What the task asks: Extract every entry word for word.

[Begin]

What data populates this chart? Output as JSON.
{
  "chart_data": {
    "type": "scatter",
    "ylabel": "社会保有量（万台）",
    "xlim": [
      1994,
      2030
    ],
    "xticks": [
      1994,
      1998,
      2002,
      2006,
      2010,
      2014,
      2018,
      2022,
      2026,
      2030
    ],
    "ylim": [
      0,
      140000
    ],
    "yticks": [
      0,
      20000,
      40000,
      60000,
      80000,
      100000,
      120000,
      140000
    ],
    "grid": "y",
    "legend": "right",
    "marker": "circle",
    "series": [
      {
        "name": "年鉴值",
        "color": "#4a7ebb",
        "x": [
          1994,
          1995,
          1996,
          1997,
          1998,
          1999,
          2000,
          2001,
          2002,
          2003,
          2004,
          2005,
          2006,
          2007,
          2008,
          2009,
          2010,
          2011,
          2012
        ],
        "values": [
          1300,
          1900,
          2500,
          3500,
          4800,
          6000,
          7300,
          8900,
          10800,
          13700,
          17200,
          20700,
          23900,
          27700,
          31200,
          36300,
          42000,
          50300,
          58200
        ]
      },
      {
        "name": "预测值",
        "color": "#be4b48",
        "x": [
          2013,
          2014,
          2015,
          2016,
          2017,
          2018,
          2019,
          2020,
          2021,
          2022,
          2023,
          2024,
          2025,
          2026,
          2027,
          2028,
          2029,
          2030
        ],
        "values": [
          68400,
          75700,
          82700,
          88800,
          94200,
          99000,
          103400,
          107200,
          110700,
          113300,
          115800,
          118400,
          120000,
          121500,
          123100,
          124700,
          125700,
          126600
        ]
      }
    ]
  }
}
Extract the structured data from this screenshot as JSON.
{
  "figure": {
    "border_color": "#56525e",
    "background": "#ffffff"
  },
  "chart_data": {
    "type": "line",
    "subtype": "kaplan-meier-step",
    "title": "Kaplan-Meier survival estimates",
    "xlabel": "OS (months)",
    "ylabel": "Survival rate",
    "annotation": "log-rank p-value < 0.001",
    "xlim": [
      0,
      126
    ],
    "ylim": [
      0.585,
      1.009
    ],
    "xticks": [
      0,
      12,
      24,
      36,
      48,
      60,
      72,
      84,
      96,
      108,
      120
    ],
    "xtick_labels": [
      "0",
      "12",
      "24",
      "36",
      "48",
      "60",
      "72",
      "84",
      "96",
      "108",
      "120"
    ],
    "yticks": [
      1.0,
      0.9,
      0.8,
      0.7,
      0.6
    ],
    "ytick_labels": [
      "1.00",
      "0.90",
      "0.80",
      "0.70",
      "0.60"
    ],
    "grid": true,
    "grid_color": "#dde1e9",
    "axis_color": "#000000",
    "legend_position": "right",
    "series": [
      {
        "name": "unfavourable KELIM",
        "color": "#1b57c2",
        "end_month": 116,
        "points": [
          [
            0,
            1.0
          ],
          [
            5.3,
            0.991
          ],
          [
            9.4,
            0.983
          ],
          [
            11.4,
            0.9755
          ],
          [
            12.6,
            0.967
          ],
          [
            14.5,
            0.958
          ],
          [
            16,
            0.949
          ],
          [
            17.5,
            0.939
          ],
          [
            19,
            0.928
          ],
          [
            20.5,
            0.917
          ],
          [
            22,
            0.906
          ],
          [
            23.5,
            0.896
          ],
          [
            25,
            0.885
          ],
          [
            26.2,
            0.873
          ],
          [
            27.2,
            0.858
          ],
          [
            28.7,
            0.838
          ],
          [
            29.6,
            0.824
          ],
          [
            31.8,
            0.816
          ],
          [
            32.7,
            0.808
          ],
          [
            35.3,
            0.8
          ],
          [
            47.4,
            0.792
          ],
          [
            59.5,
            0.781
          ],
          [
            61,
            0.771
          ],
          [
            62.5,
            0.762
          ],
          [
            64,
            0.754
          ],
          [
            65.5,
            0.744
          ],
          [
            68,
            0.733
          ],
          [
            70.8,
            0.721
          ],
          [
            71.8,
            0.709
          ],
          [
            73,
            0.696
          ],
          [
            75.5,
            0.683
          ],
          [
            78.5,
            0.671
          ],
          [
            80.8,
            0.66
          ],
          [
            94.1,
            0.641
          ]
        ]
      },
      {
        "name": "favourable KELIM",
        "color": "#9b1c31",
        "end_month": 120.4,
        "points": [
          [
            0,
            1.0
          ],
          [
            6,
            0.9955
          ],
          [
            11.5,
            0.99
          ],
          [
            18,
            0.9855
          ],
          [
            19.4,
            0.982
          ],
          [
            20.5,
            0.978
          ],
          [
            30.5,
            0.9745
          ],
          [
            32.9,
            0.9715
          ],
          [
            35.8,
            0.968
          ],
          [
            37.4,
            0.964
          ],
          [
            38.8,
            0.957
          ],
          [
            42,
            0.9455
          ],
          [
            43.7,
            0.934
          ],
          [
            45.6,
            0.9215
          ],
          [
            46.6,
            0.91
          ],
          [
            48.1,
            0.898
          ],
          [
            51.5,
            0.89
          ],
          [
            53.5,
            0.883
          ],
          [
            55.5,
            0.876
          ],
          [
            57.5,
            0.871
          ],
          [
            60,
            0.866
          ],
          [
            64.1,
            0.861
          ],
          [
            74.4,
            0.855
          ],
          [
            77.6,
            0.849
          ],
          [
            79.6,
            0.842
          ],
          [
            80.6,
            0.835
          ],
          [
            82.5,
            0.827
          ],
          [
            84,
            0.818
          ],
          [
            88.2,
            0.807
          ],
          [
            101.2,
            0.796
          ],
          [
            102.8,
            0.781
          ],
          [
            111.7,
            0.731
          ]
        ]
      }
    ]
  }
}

[End]

Exercise answer:
What data populates this chart? Output as JSON.
{
  "chart_data": {
    "type": "scatter",
    "ylabel": "社会保有量（万台）",
    "xlim": [
      1994,
      2030
    ],
    "xticks": [
      1994,
      1998,
      2002,
      2006,
      2010,
      2014,
      2018,
      2022,
      2026,
      2030
    ],
    "ylim": [
      0,
      140000
    ],
    "yticks": [
      0,
      20000,
      40000,
      60000,
      80000,
      100000,
      120000,
      140000
    ],
    "grid": "y",
    "legend": "right",
    "marker": "circle",
    "series": [
      {
        "name": "年鉴值",
        "color": "#4a7ebb",
        "x": [
          1994,
          1995,
          1996,
          1997,
          1998,
          1999,
          2000,
          2001,
          2002,
          2003,
          2004,
          2005,
          2006,
          2007,
          2008,
          2009,
          2010,
          2011,
          2012
        ],
        "values": [
          1300,
          1900,
          2500,
          3500,
          4800,
          6000,
          7300,
          8900,
          10800,
          13700,
          17200,
          20700,
          23900,
          27700,
          31200,
          36300,
          42000,
          50300,
          58200
        ]
      },
      {
        "name": "预测值",
        "color": "#be4b48",
        "x": [
          2013,
          2014,
          2015,
          2016,
          2017,
          2018,
          2019,
          2020,
          2021,
          2022,
          2023,
          2024,
          2025,
          2026,
          2027,
          2028,
          2029,
          2030
        ],
        "values": [
          68400,
          75700,
          82700,
          88800,
          94200,
          99000,
          103400,
          107200,
          110700,
          113300,
          115800,
          118400,
          120000,
          121500,
          123100,
          124700,
          125700,
          126600
        ]
      }
    ]
  }
}
Extract the structured data from this screenshot as JSON.
{
  "figure": {
    "border_color": "#56525e",
    "background": "#ffffff"
  },
  "chart_data": {
    "type": "line",
    "subtype": "kaplan-meier-step",
    "title": "Kaplan-Meier survival estimates",
    "xlabel": "OS (months)",
    "ylabel": "Survival rate",
    "annotation": "log-rank p-value < 0.001",
    "xlim": [
      0,
      126
    ],
    "ylim": [
      0.585,
      1.009
    ],
    "xticks": [
      0,
      12,
      24,
      36,
      48,
      60,
      72,
      84,
      96,
      108,
      120
    ],
    "xtick_labels": [
      "0",
      "12",
      "24",
      "36",
      "48",
      "60",
      "72",
      "84",
      "96",
      "108",
      "120"
    ],
    "yticks": [
      1.0,
      0.9,
      0.8,
      0.7,
      0.6
    ],
    "ytick_labels": [
      "1.00",
      "0.90",
      "0.80",
      "0.70",
      "0.60"
    ],
    "grid": true,
    "grid_color": "#dde1e9",
    "axis_color": "#000000",
    "legend_position": "right",
    "series": [
      {
        "name": "unfavourable KELIM",
        "color": "#1b57c2",
        "end_month": 116,
        "points": [
          [
            0,
            1.0
          ],
          [
            5.3,
            0.991
          ],
          [
            9.4,
            0.983
          ],
          [
            11.4,
            0.9755
          ],
          [
            12.6,
            0.967
          ],
          [
            14.5,
            0.958
          ],
          [
            16,
            0.949
          ],
          [
            17.5,
            0.939
          ],
          [
            19,
            0.928
          ],
          [
            20.5,
            0.917
          ],
          [
            22,
            0.906
          ],
          [
            23.5,
            0.896
          ],
          [
            25,
            0.885
          ],
          [
            26.2,
            0.873
          ],
          [
            27.2,
            0.858
          ],
          [
            28.7,
            0.838
          ],
          [
            29.6,
            0.824
          ],
          [
            31.8,
            0.816
          ],
          [
            32.7,
            0.808
          ],
          [
            35.3,
            0.8
          ],
          [
            47.4,
            0.792
          ],
          [
            59.5,
            0.781
          ],
          [
            61,
            0.771
          ],
          [
            62.5,
            0.762
          ],
          [
            64,
            0.754
          ],
          [
            65.5,
            0.744
          ],
          [
            68,
            0.733
          ],
          [
            70.8,
            0.721
          ],
          [
            71.8,
            0.709
          ],
          [
            73,
            0.696
          ],
          [
            75.5,
            0.683
          ],
          [
            78.5,
            0.671
          ],
          [
            80.8,
            0.66
          ],
          [
            94.1,
            0.641
          ]
        ]
      },
      {
        "name": "favourable KELIM",
        "color": "#9b1c31",
        "end_month": 120.4,
        "points": [
          [
            0,
            1.0
          ],
          [
            6,
            0.9955
          ],
          [
            11.5,
            0.99
          ],
          [
            18,
            0.9855
          ],
          [
            19.4,
            0.982
          ],
          [
            20.5,
            0.978
          ],
          [
            30.5,
            0.9745
          ],
          [
            32.9,
            0.9715
          ],
          [
            35.8,
            0.968
          ],
          [
            37.4,
            0.964
          ],
          [
            38.8,
            0.957
          ],
          [
            42,
            0.9455
          ],
          [
            43.7,
            0.934
          ],
          [
            45.6,
            0.9215
          ],
          [
            46.6,
            0.91
          ],
          [
            48.1,
            0.898
          ],
          [
            51.5,
            0.89
          ],
          [
            53.5,
            0.883
          ],
          [
            55.5,
            0.876
          ],
          [
            57.5,
            0.871
          ],
          [
            60,
            0.866
          ],
          [
            64.1,
            0.861
          ],
          [
            74.4,
            0.855
          ],
          [
            77.6,
            0.849
          ],
          [
            79.6,
            0.842
          ],
          [
            80.6,
            0.835
          ],
          [
            82.5,
            0.827
          ],
          [
            84,
            0.818
          ],
          [
            88.2,
            0.807
          ],
          [
            101.2,
            0.796
          ],
          [
            102.8,
            0.781
          ],
          [
            111.7,
            0.731
          ]
        ]
      }
    ]
  }
}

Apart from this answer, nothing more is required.